**Required work:** Copy out every record below, word for word.
--- start of Information supplied ---
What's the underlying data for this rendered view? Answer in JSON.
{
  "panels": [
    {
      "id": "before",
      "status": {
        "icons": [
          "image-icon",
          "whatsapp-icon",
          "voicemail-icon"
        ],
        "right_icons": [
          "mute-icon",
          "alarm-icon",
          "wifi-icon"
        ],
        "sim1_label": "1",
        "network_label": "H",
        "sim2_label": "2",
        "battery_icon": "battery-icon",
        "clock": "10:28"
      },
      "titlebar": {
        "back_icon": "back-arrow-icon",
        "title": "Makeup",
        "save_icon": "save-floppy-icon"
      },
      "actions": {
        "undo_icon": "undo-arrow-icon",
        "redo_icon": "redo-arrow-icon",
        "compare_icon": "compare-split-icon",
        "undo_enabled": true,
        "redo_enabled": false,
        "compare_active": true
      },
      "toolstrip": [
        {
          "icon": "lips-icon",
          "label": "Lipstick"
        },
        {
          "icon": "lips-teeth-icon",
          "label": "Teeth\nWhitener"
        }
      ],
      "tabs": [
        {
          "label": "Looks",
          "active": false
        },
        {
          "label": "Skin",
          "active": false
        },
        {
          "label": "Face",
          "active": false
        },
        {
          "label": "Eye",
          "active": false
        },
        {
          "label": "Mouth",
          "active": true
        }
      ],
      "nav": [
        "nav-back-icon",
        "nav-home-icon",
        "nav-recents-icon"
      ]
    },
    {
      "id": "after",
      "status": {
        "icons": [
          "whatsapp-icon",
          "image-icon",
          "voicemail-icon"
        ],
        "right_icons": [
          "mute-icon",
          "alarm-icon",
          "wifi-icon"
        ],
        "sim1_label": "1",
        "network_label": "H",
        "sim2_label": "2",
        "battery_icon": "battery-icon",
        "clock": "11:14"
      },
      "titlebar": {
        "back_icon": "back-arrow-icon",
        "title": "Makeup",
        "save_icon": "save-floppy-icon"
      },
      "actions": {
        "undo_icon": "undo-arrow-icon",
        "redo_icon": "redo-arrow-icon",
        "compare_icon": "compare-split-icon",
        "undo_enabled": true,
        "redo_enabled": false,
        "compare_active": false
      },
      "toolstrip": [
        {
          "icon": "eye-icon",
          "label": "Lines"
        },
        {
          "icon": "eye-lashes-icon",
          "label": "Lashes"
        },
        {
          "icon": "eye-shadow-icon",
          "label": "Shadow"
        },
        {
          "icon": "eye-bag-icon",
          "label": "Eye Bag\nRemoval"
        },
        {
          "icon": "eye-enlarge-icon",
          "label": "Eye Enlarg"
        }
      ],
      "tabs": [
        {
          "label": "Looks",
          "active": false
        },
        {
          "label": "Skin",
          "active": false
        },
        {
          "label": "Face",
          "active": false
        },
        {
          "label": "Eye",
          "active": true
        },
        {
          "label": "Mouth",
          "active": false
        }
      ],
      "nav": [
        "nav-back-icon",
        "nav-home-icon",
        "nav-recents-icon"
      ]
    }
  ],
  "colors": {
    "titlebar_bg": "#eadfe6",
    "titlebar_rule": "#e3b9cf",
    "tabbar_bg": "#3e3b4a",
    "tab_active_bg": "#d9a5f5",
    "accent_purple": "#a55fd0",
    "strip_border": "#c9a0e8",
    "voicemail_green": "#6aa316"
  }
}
--- end of Information supplied ---
**Solution for this problem:**
What's the underlying data for this rendered view? Answer in JSON.
{
  "panels": [
    {
      "id": "before",
      "status": {
        "icons": [
          "image-icon",
          "whatsapp-icon",
          "voicemail-icon"
        ],
        "right_icons": [
          "mute-icon",
          "alarm-icon",
          "wifi-icon"
        ],
        "sim1_label": "1",
        "network_label": "H",
        "sim2_label": "2",
        "battery_icon": "battery-icon",
        "clock": "10:28"
      },
      "titlebar": {
        "back_icon": "back-arrow-icon",
        "title": "Makeup",
        "save_icon": "save-floppy-icon"
      },
      "actions": {
        "undo_icon": "undo-arrow-icon",
        "redo_icon": "redo-arrow-icon",
        "compare_icon": "compare-split-icon",
        "undo_enabled": true,
        "redo_enabled": false,
        "compare_active": true
      },
      "toolstrip": [
        {
          "icon": "lips-icon",
          "label": "Lipstick"
        },
        {
          "icon": "lips-teeth-icon",
          "label": "Teeth\nWhitener"
        }
      ],
      "tabs": [
        {
          "label": "Looks",
          "active": false
        },
        {
          "label": "Skin",
          "active": false
        },
        {
          "label": "Face",
          "active": false
        },
        {
          "label": "Eye",
          "active": false
        },
        {
          "label": "Mouth",
          "active": true
        }
      ],
      "nav": [
        "nav-back-icon",
        "nav-home-icon",
        "nav-recents-icon"
      ]
    },
    {
      "id": "after",
      "status": {
        "icons": [
          "whatsapp-icon",
          "image-icon",
          "voicemail-icon"
        ],
        "right_icons": [
          "mute-icon",
          "alarm-icon",
          "wifi-icon"
        ],
        "sim1_label": "1",
        "network_label": "H",
        "sim2_label": "2",
        "battery_icon": "battery-icon",
        "clock": "11:14"
      },
      "titlebar": {
        "back_icon": "back-arrow-icon",
        "title": "Makeup",
        "save_icon": "save-floppy-icon"
      },
      "actions": {
        "undo_icon": "undo-arrow-icon",
        "redo_icon": "redo-arrow-icon",
        "compare_icon": "compare-split-icon",
        "undo_enabled": true,
        "redo_enabled": false,
        "compare_active": false
      },
      "toolstrip": [
        {
          "icon": "eye-icon",
          "label": "Lines"
        },
        {
          "icon": "eye-lashes-icon",
          "label": "Lashes"
        },
        {
          "icon": "eye-shadow-icon",
          "label": "Shadow"
        },
        {
          "icon": "eye-bag-icon",
          "label": "Eye Bag\nRemoval"
        },
        {
          "icon": "eye-enlarge-icon",
          "label": "Eye Enlarg"
        }
      ],
      "tabs": [
        {
          "label": "Looks",
          "active": false
        },
        {
          "label": "Skin",
          "active": false
        },
        {
          "label": "Face",
          "active": false
        },
        {
          "label": "Eye",
          "active": true
        },
        {
          "label": "Mouth",
          "active": false
        }
      ],
      "nav": [
        "nav-back-icon",
        "nav-home-icon",
        "nav-recents-icon"
      ]
    }
  ],
  "colors": {
    "titlebar_bg": "#eadfe6",
    "titlebar_rule": "#e3b9cf",
    "tabbar_bg": "#3e3b4a",
    "tab_active_bg": "#d9a5f5",
    "accent_purple": "#a55fd0",
    "strip_border": "#c9a0e8",
    "voicemail_green": "#6aa316"
  }
}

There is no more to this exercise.